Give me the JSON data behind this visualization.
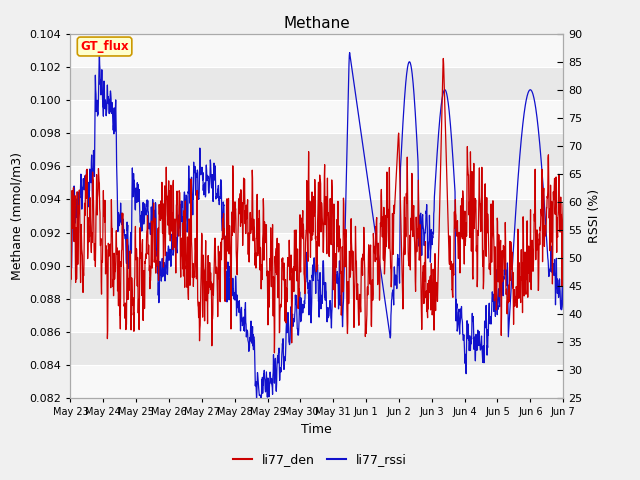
{
  "title": "Methane",
  "ylabel_left": "Methane (mmol/m3)",
  "ylabel_right": "RSSI (%)",
  "xlabel": "Time",
  "ylim_left": [
    0.082,
    0.104
  ],
  "ylim_right": [
    25,
    90
  ],
  "yticks_left": [
    0.082,
    0.084,
    0.086,
    0.088,
    0.09,
    0.092,
    0.094,
    0.096,
    0.098,
    0.1,
    0.102,
    0.104
  ],
  "yticks_right": [
    25,
    30,
    35,
    40,
    45,
    50,
    55,
    60,
    65,
    70,
    75,
    80,
    85,
    90
  ],
  "xtick_labels": [
    "May 23",
    "May 24",
    "May 25",
    "May 26",
    "May 27",
    "May 28",
    "May 29",
    "May 30",
    "May 31",
    "Jun 1",
    "Jun 2",
    "Jun 3",
    "Jun 4",
    "Jun 5",
    "Jun 6",
    "Jun 7"
  ],
  "legend_labels": [
    "li77_den",
    "li77_rssi"
  ],
  "legend_colors": [
    "#cc0000",
    "#1111cc"
  ],
  "gt_flux_label": "GT_flux",
  "gt_flux_bg": "#ffffcc",
  "gt_flux_border": "#cc9900",
  "line_color_red": "#cc0000",
  "line_color_blue": "#1111cc",
  "bg_color": "#f0f0f0",
  "plot_bg_color": "#e0e0e0",
  "grid_color": "#ffffff",
  "title_fontsize": 11,
  "axis_fontsize": 9,
  "tick_fontsize": 8,
  "legend_fontsize": 9
}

━━━━━━━━━━━━━━━━

What to do: Quote all the records verbatim, dropping any pictures from your copy.

Finished exercise:
Give me the JSON data behind this visualization.
{
  "title": "Methane",
  "ylabel_left": "Methane (mmol/m3)",
  "ylabel_right": "RSSI (%)",
  "xlabel": "Time",
  "ylim_left": [
    0.082,
    0.104
  ],
  "ylim_right": [
    25,
    90
  ],
  "yticks_left": [
    0.082,
    0.084,
    0.086,
    0.088,
    0.09,
    0.092,
    0.094,
    0.096,
    0.098,
    0.1,
    0.102,
    0.104
  ],
  "yticks_right": [
    25,
    30,
    35,
    40,
    45,
    50,
    55,
    60,
    65,
    70,
    75,
    80,
    85,
    90
  ],
  "xtick_labels": [
    "May 23",
    "May 24",
    "May 25",
    "May 26",
    "May 27",
    "May 28",
    "May 29",
    "May 30",
    "May 31",
    "Jun 1",
    "Jun 2",
    "Jun 3",
    "Jun 4",
    "Jun 5",
    "Jun 6",
    "Jun 7"
  ],
  "legend_labels": [
    "li77_den",
    "li77_rssi"
  ],
  "legend_colors": [
    "#cc0000",
    "#1111cc"
  ],
  "gt_flux_label": "GT_flux",
  "gt_flux_bg": "#ffffcc",
  "gt_flux_border": "#cc9900",
  "line_color_red": "#cc0000",
  "line_color_blue": "#1111cc",
  "bg_color": "#f0f0f0",
  "plot_bg_color": "#e0e0e0",
  "grid_color": "#ffffff",
  "title_fontsize": 11,
  "axis_fontsize": 9,
  "tick_fontsize": 8,
  "legend_fontsize": 9
}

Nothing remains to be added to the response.